■ **Your instructions**
Please repeat the entries word for word, from the first line through the line containing "768px × 1665px.". Leave the pictures out of your answer.

■ **Task inputs**
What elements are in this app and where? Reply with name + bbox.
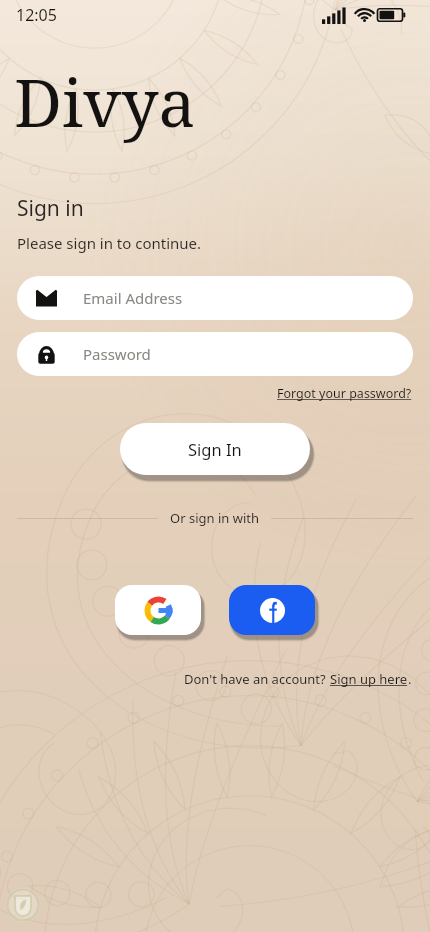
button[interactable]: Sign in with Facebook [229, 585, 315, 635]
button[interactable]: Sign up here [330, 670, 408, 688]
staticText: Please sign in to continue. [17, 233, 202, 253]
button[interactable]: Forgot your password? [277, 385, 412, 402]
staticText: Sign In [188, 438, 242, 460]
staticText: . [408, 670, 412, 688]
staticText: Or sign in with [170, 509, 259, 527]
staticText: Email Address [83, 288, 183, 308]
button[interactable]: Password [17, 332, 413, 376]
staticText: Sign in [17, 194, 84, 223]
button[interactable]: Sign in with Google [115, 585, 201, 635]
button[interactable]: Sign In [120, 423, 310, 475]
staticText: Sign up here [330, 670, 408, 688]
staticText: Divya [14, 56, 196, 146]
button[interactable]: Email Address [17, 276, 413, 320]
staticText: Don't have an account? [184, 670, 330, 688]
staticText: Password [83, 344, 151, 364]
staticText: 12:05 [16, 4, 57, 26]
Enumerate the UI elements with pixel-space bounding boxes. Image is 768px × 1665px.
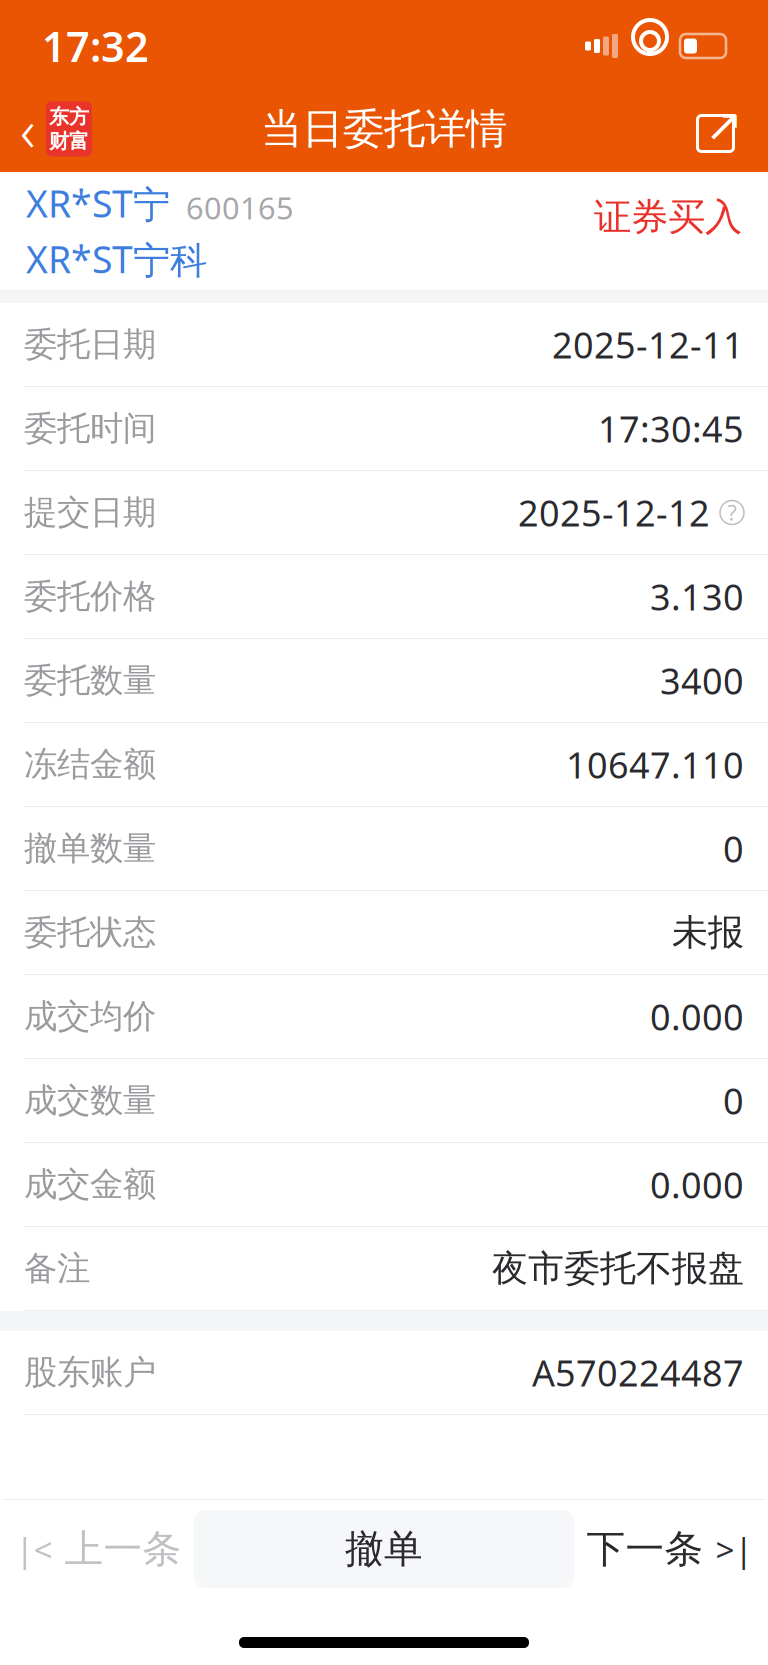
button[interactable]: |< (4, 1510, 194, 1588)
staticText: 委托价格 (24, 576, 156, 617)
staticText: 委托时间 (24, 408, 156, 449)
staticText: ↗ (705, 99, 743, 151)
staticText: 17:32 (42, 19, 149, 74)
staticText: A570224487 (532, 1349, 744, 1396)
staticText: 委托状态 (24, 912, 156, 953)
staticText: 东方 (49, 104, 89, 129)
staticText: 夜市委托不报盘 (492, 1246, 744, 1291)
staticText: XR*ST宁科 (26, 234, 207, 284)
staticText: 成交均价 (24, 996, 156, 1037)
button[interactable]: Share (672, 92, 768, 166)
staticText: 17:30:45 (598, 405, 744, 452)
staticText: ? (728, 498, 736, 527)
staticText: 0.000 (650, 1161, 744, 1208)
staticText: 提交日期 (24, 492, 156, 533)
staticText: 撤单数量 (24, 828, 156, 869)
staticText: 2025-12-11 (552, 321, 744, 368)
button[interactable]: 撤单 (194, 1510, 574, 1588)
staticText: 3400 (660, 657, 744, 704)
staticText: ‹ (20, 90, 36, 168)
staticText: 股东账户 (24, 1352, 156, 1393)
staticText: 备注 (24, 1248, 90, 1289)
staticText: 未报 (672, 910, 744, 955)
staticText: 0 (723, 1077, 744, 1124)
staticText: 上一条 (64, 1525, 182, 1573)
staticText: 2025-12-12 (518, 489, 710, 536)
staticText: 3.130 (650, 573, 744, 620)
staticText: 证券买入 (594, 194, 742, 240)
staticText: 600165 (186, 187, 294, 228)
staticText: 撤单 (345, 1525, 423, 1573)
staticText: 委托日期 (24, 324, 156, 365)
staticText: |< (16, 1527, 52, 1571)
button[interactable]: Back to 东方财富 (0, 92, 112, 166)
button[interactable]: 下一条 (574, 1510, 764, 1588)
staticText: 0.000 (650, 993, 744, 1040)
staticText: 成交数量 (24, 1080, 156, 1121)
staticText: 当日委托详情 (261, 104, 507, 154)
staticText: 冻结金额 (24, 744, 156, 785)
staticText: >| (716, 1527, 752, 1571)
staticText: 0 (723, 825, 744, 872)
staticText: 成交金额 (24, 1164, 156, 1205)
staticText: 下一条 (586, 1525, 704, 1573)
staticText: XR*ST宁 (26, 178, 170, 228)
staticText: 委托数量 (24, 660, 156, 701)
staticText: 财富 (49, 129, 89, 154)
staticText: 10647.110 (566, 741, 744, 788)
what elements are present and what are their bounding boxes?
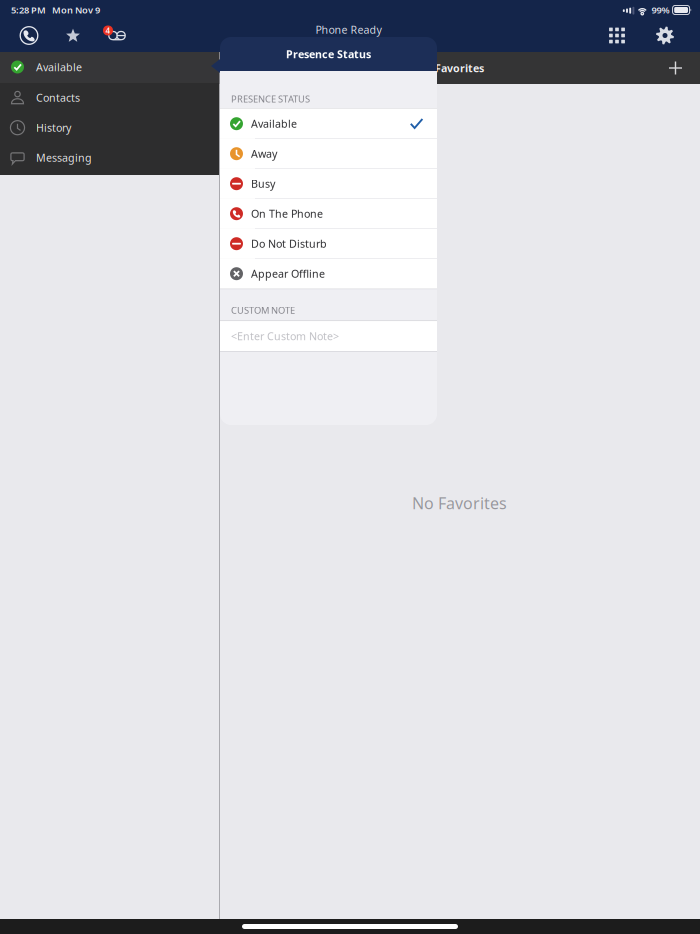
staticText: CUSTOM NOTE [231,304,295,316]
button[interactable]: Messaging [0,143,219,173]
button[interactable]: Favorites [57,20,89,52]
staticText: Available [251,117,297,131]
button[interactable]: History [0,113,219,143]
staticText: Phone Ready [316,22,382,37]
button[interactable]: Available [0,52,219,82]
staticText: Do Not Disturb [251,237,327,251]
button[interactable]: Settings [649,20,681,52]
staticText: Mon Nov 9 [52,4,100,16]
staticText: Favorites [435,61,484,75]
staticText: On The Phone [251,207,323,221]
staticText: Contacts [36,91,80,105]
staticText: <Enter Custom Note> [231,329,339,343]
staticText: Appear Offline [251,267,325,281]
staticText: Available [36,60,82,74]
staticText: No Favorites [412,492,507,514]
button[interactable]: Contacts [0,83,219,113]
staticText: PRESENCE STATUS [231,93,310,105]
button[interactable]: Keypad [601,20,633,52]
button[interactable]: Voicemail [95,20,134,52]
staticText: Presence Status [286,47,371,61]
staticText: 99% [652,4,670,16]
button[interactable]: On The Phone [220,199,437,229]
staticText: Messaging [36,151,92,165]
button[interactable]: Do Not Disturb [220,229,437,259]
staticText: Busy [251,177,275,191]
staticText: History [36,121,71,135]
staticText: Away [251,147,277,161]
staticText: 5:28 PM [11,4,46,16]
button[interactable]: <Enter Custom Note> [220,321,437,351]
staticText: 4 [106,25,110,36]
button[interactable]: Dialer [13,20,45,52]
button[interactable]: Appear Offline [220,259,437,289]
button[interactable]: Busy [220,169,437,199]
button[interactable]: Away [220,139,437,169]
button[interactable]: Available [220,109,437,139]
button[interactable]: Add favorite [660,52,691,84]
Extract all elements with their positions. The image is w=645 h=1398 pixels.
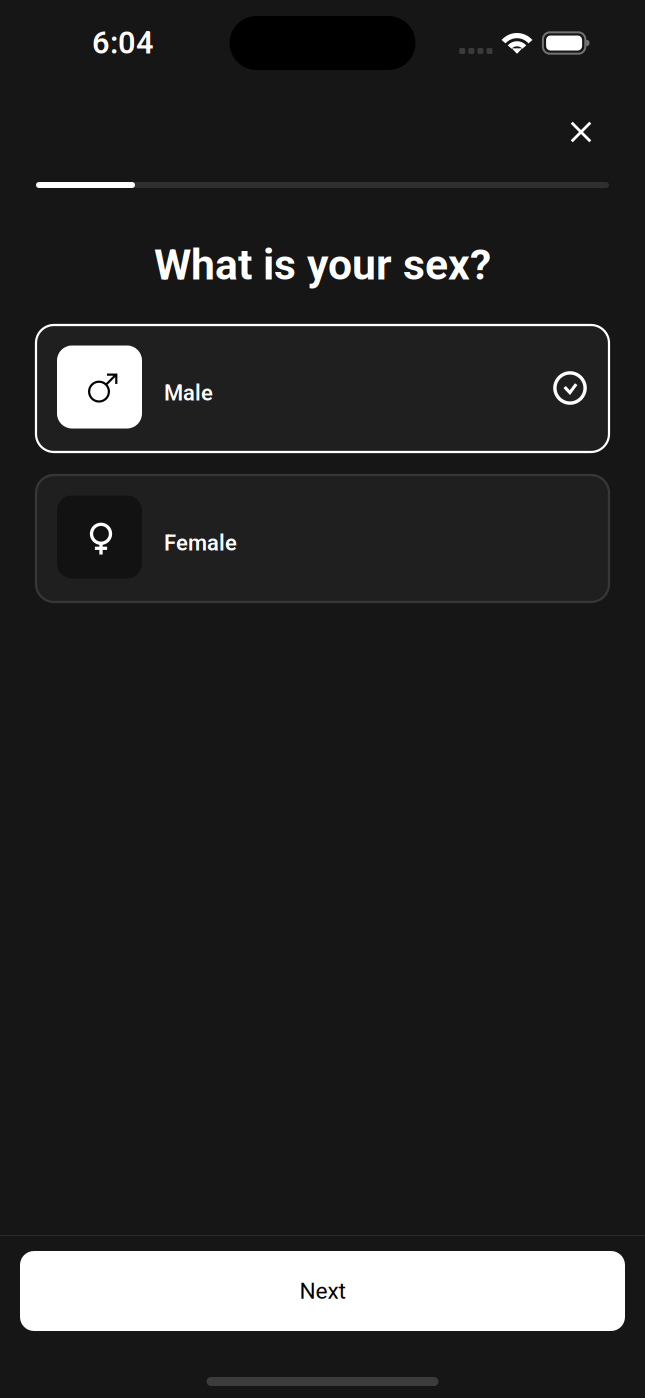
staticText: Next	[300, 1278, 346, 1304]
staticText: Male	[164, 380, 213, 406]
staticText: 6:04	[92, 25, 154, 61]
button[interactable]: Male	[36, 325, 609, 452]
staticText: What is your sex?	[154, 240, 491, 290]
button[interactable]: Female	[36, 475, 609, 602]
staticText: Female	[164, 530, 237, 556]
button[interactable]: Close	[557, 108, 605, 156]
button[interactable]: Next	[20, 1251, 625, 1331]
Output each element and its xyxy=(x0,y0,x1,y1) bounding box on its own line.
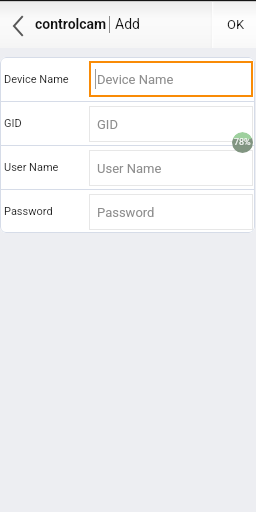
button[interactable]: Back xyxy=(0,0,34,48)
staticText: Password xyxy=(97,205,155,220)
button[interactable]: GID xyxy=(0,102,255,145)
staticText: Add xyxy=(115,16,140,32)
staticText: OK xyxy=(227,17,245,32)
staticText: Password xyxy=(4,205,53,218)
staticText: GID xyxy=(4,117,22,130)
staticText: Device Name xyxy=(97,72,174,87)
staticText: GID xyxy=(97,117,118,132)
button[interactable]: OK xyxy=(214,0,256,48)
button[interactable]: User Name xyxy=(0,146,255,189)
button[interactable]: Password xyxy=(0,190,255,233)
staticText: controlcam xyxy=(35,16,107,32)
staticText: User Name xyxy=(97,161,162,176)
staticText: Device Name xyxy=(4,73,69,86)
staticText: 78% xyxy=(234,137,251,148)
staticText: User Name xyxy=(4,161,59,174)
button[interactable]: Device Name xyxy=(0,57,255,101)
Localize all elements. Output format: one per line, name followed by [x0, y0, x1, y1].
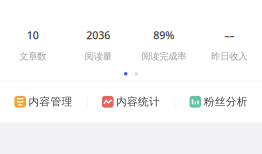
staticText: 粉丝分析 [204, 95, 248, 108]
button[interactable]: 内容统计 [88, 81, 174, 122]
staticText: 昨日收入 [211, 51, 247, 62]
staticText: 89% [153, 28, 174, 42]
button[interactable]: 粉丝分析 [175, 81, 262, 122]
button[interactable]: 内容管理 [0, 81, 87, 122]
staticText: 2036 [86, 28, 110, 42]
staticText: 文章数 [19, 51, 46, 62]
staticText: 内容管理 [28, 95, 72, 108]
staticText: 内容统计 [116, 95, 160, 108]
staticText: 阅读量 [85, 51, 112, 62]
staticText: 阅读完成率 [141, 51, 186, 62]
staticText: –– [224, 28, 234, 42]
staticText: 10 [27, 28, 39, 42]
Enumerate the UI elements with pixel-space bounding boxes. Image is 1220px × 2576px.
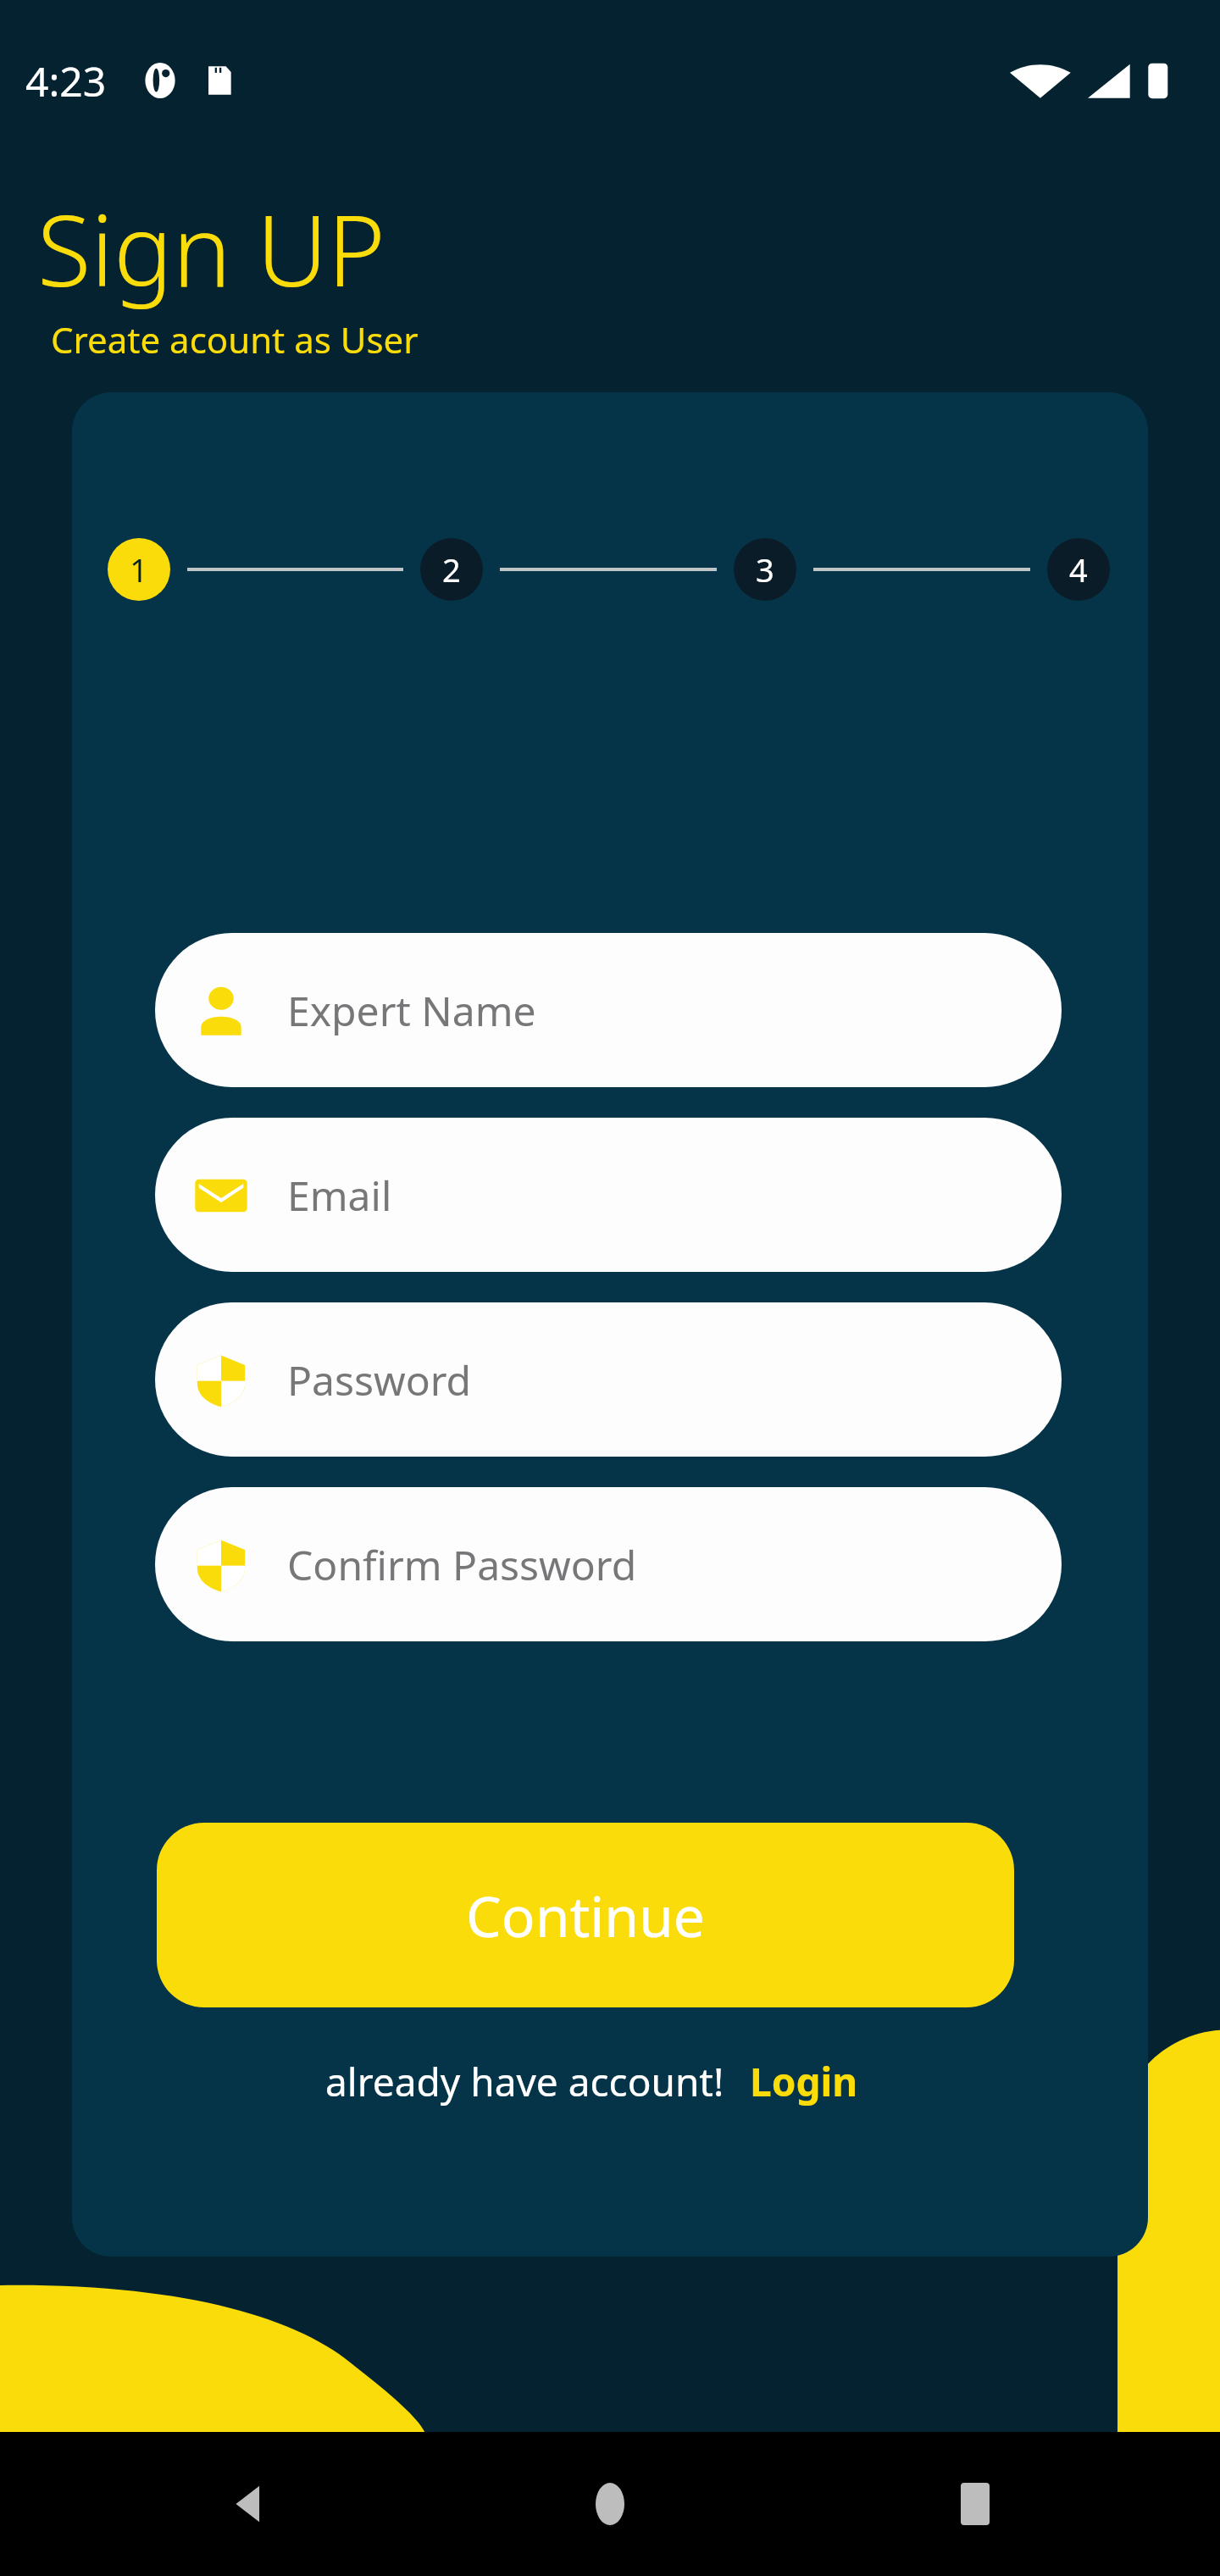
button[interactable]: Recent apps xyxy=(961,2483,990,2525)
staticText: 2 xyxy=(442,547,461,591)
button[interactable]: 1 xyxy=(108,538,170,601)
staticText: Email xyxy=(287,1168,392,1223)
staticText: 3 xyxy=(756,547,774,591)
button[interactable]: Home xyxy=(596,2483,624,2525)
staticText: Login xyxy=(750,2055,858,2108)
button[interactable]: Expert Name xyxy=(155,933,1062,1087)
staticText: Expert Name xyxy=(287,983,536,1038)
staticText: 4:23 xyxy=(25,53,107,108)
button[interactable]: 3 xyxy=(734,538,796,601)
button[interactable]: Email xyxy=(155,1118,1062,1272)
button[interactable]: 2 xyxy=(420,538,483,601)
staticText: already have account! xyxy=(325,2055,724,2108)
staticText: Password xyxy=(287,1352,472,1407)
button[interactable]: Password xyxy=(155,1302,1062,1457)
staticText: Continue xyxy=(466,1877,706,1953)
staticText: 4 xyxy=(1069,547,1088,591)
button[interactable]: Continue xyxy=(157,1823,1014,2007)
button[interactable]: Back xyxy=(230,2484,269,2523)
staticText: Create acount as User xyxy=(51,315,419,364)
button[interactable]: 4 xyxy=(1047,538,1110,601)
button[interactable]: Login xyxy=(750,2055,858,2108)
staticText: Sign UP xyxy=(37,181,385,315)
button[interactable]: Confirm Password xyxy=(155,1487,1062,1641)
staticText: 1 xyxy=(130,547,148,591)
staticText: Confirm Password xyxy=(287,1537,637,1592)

■ **Reply to the exercise**
What elements are in this app and where? Reply with name + bbox.
button[interactable]: Sign in with Facebook [229, 585, 315, 635]
button[interactable]: Sign up here [330, 670, 408, 688]
staticText: Please sign in to continue. [17, 233, 202, 253]
button[interactable]: Forgot your password? [277, 385, 412, 402]
staticText: Sign In [188, 438, 242, 460]
staticText: . [408, 670, 412, 688]
staticText: Or sign in with [170, 509, 259, 527]
staticText: Email Address [83, 288, 183, 308]
button[interactable]: Password [17, 332, 413, 376]
staticText: Sign in [17, 194, 84, 223]
button[interactable]: Sign in with Google [115, 585, 201, 635]
button[interactable]: Sign In [120, 423, 310, 475]
staticText: Sign up here [330, 670, 408, 688]
staticText: Divya [14, 56, 196, 146]
button[interactable]: Email Address [17, 276, 413, 320]
staticText: Don't have an account? [184, 670, 330, 688]
staticText: Password [83, 344, 151, 364]
staticText: 12:05 [16, 4, 57, 26]
Enumerate the UI elements with pixel-space bounding boxes. Image is 768px × 1665px.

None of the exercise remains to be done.